Extract every line below that contains the word "每节课总费用".

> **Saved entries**

——————

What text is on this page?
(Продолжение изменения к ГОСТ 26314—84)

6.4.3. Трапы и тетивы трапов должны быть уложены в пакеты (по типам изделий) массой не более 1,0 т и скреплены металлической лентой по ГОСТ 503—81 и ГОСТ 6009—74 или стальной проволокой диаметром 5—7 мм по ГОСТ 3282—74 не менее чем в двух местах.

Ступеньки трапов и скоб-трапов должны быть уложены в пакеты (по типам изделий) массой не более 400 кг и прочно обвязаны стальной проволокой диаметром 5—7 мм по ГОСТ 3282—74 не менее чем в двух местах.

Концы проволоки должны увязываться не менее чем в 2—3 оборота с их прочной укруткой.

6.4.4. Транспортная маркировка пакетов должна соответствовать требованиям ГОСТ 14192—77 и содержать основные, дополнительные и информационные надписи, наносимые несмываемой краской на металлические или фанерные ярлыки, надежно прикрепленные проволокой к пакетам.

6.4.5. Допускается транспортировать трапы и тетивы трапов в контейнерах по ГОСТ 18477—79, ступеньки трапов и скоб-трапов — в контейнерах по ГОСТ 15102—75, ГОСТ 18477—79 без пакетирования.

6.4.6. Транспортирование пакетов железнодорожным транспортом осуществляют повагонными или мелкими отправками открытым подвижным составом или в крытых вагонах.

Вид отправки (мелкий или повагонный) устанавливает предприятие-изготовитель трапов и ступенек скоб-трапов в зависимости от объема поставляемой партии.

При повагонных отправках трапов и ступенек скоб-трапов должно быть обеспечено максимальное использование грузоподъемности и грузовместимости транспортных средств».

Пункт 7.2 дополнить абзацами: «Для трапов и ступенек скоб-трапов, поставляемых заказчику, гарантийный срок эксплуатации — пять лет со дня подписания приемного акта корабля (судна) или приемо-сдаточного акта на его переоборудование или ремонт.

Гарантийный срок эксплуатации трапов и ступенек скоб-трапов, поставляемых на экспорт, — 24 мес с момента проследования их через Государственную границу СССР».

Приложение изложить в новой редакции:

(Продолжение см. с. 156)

——————

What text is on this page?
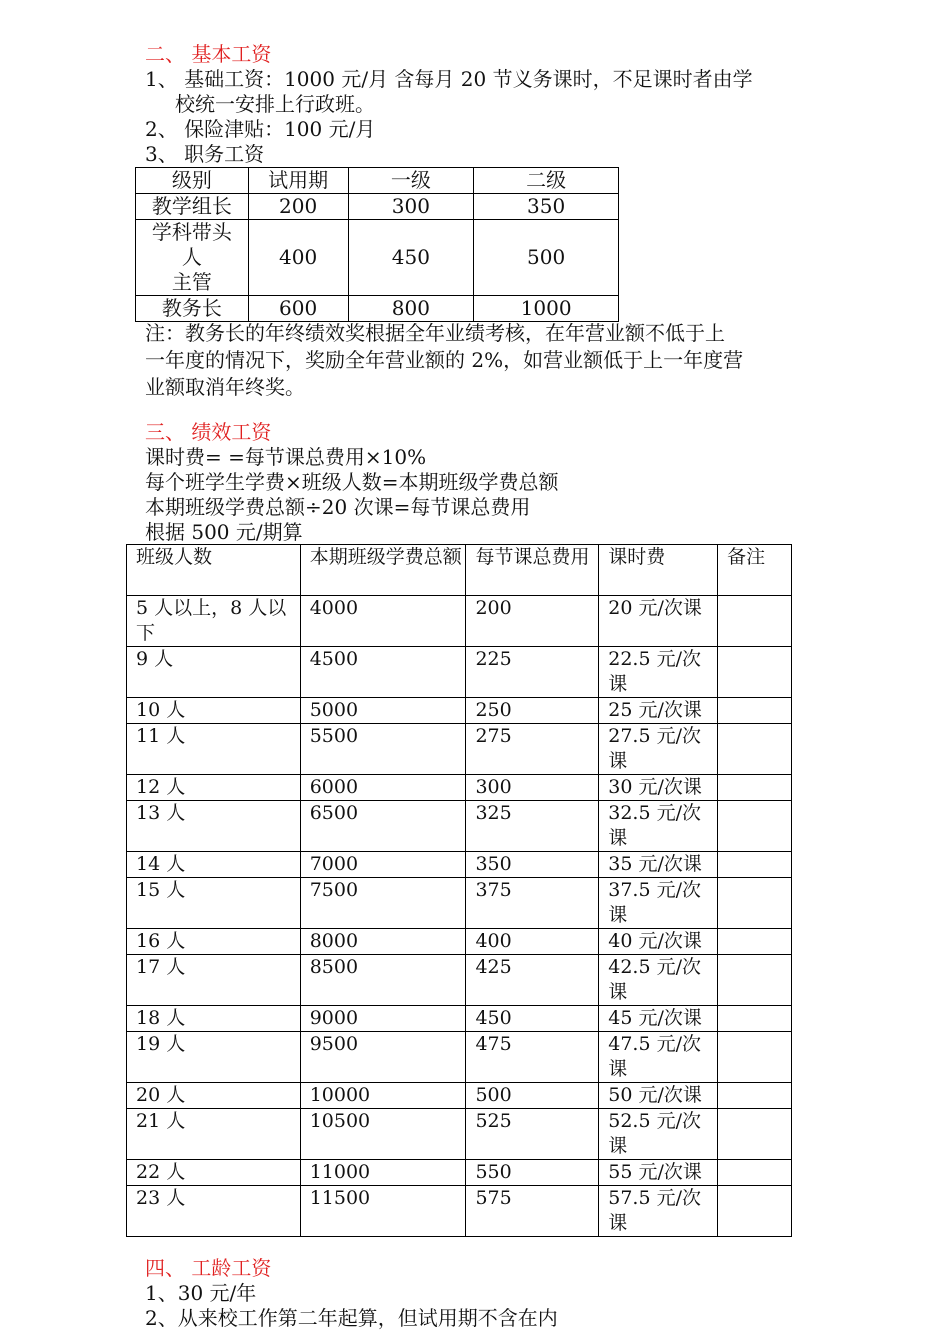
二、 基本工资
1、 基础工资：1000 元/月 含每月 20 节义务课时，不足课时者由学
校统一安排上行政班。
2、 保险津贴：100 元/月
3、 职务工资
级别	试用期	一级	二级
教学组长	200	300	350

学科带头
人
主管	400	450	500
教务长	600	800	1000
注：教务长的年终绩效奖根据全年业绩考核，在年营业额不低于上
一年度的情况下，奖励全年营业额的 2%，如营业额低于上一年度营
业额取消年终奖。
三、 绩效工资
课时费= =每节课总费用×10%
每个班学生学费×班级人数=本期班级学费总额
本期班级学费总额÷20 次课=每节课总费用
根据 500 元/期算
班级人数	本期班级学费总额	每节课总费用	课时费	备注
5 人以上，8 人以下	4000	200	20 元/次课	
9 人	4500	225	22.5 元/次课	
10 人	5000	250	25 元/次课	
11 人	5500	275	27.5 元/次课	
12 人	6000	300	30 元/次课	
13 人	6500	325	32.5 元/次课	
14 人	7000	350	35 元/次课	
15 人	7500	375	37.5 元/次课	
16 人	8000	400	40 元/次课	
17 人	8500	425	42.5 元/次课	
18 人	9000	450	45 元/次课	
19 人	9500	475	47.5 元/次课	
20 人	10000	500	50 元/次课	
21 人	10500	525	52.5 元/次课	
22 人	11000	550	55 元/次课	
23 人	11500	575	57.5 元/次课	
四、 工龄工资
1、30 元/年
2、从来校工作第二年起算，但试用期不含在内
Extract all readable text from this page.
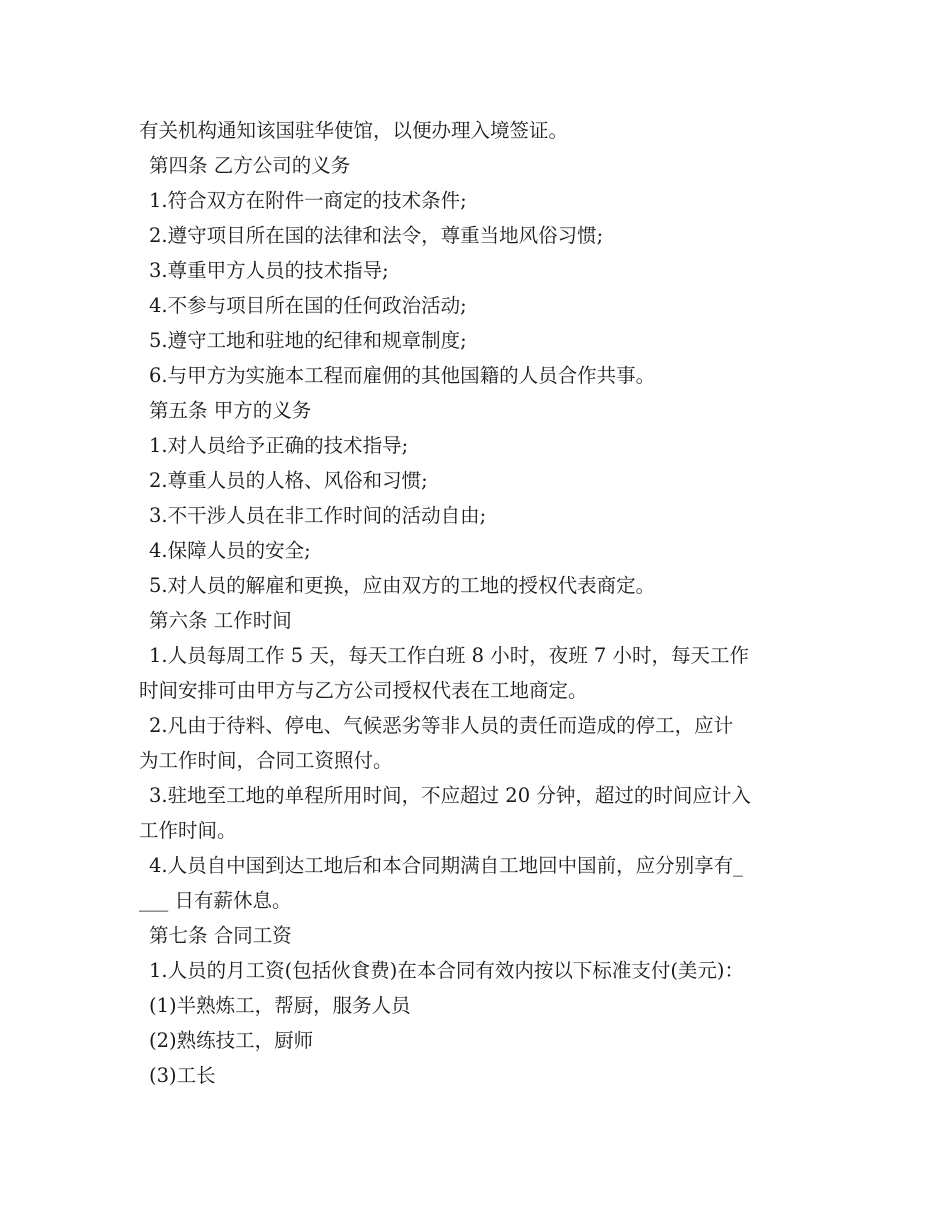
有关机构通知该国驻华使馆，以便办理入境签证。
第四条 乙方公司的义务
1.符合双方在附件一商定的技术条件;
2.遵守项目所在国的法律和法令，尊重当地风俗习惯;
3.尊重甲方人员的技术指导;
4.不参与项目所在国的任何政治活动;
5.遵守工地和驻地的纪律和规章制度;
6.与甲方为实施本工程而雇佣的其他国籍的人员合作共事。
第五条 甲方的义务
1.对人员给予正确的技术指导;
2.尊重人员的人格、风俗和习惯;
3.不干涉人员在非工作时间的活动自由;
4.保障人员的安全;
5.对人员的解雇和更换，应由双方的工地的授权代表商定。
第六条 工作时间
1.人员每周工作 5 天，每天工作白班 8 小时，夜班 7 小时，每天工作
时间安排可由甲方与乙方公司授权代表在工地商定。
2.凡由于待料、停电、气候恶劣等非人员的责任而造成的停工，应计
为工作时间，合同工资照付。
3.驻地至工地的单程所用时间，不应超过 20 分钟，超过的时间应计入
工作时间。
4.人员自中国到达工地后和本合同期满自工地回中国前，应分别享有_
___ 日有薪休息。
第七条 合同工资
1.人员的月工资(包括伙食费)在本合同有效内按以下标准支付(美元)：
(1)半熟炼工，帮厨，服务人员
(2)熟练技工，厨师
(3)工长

——————

> **Solution**
课时费= =每节课总费用×10%
本期班级学费总额÷20 次课=每节课总费用
班级人数	本期班级学费总额	每节课总费用	课时费	备注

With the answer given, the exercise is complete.